▶ _EXERCISE OBJECTIVE_
Locate the lines where "from" occurs and copy them as they stand.

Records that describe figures
^^^^

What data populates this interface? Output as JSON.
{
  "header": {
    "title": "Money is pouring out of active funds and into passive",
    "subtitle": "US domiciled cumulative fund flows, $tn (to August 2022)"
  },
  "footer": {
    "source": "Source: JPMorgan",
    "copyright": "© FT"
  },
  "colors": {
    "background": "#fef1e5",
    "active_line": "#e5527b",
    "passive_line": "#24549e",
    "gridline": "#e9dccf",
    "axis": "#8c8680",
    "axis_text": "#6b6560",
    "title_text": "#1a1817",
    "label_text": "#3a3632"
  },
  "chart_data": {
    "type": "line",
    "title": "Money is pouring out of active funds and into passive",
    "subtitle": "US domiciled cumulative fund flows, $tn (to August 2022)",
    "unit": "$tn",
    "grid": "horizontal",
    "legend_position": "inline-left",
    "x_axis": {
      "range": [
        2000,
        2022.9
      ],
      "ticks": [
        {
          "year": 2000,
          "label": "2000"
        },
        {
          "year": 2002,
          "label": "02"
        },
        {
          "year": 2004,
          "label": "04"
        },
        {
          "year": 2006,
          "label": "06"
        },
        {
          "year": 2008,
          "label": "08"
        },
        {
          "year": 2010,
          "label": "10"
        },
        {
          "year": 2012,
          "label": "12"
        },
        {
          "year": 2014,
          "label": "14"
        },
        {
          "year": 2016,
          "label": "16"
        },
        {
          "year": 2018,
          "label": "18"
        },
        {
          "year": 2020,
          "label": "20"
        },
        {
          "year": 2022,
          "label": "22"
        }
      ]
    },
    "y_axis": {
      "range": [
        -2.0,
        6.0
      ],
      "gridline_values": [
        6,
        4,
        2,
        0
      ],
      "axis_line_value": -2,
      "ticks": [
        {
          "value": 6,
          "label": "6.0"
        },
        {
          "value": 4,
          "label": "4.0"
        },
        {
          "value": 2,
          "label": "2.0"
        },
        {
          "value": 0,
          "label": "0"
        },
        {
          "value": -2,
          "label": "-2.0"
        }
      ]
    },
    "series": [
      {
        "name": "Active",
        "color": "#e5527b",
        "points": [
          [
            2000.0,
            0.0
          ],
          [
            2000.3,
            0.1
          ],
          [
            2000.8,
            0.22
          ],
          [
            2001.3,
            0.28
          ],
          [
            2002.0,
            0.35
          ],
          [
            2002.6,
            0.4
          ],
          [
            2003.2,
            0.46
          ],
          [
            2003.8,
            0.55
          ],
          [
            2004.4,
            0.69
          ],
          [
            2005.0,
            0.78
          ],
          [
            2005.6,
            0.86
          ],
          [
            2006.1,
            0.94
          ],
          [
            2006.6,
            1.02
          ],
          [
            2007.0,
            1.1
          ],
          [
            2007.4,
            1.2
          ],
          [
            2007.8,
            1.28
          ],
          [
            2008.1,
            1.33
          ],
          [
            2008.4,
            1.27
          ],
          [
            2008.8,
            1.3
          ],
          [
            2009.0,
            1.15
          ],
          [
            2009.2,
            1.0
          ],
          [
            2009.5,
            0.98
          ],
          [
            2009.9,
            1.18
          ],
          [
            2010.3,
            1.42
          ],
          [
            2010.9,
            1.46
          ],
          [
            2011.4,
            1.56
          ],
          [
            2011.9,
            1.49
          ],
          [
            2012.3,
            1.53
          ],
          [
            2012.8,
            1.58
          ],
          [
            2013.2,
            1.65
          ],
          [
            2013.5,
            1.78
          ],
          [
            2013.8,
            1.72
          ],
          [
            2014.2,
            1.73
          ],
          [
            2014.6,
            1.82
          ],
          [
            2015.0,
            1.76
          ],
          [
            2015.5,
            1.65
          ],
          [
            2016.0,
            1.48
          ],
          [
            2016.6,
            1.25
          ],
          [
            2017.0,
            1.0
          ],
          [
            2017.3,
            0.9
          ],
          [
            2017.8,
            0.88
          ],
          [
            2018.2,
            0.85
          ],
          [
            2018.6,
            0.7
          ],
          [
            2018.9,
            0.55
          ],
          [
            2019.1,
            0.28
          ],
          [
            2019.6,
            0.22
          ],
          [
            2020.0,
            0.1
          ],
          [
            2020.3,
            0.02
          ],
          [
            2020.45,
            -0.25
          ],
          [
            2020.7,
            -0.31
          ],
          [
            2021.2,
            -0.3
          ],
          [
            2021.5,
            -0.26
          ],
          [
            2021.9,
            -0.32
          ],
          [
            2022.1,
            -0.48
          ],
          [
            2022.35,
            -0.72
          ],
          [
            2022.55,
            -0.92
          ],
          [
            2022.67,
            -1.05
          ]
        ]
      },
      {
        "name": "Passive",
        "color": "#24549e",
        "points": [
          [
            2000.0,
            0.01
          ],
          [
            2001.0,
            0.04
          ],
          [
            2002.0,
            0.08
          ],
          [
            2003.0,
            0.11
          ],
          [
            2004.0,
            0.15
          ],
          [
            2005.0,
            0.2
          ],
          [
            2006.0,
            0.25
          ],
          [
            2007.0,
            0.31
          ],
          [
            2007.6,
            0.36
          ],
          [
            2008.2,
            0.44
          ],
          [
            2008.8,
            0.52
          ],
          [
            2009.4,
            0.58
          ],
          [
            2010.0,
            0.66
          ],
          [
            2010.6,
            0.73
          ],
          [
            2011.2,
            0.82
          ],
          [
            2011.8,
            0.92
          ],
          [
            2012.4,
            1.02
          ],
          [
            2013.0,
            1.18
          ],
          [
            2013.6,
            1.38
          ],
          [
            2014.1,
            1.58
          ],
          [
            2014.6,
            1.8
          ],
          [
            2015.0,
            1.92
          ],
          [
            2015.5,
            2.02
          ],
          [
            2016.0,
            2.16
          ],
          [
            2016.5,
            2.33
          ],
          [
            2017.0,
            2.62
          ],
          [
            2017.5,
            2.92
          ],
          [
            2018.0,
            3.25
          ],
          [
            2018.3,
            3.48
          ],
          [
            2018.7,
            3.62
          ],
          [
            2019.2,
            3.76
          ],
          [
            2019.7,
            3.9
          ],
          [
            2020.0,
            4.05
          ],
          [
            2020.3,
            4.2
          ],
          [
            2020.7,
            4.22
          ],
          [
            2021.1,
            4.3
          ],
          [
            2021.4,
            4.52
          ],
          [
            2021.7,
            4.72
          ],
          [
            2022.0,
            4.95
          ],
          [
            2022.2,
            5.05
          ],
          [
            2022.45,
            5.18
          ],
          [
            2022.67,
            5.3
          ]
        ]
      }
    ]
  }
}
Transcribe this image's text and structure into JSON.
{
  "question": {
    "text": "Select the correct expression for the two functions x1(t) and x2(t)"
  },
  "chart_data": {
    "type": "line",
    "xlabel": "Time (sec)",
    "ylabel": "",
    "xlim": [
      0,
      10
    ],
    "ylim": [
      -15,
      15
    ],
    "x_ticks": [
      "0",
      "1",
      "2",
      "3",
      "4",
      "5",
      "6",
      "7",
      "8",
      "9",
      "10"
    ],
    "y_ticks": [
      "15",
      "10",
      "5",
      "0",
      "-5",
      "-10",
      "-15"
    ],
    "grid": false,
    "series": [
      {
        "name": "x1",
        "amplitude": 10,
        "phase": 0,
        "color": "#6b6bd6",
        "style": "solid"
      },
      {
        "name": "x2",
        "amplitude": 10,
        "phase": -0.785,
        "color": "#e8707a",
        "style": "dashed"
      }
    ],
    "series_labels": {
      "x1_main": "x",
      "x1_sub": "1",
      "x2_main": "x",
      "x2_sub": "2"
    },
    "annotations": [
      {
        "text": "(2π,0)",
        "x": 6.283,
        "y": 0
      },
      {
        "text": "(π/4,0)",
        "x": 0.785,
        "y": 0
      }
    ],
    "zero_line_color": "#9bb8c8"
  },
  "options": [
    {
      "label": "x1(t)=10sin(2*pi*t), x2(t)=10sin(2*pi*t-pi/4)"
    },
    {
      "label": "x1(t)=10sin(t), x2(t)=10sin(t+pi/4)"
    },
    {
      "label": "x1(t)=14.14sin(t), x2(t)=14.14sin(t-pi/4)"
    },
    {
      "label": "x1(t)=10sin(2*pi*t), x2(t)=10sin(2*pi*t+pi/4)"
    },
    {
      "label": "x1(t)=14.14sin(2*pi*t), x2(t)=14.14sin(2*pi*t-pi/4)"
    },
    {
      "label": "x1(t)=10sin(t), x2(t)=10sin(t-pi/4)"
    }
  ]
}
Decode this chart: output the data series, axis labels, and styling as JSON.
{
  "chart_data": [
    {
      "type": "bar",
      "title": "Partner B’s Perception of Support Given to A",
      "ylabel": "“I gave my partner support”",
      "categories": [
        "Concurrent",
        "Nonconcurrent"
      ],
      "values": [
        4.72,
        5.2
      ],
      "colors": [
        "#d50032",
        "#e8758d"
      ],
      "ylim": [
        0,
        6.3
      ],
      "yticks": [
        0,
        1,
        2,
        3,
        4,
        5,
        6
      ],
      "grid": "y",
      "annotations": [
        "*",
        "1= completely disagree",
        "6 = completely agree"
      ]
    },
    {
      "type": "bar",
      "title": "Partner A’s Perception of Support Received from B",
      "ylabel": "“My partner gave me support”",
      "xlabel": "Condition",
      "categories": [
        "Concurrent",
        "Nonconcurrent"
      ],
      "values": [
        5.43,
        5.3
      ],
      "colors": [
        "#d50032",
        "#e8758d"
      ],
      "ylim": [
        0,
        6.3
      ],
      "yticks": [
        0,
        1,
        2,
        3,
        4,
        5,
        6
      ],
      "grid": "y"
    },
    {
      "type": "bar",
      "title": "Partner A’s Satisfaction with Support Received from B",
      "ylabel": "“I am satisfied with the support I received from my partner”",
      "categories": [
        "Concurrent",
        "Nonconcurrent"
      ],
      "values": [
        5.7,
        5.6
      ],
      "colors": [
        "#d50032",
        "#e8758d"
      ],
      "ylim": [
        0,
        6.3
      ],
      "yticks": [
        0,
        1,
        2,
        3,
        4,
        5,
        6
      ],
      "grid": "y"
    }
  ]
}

^^^^

▶ _OUTPUT FOR THIS TASK_
      "title": "Partner A’s Perception of Support Received from B",
      "title": "Partner A’s Satisfaction with Support Received from B",
      "ylabel": "“I am satisfied with the support I received from my partner”",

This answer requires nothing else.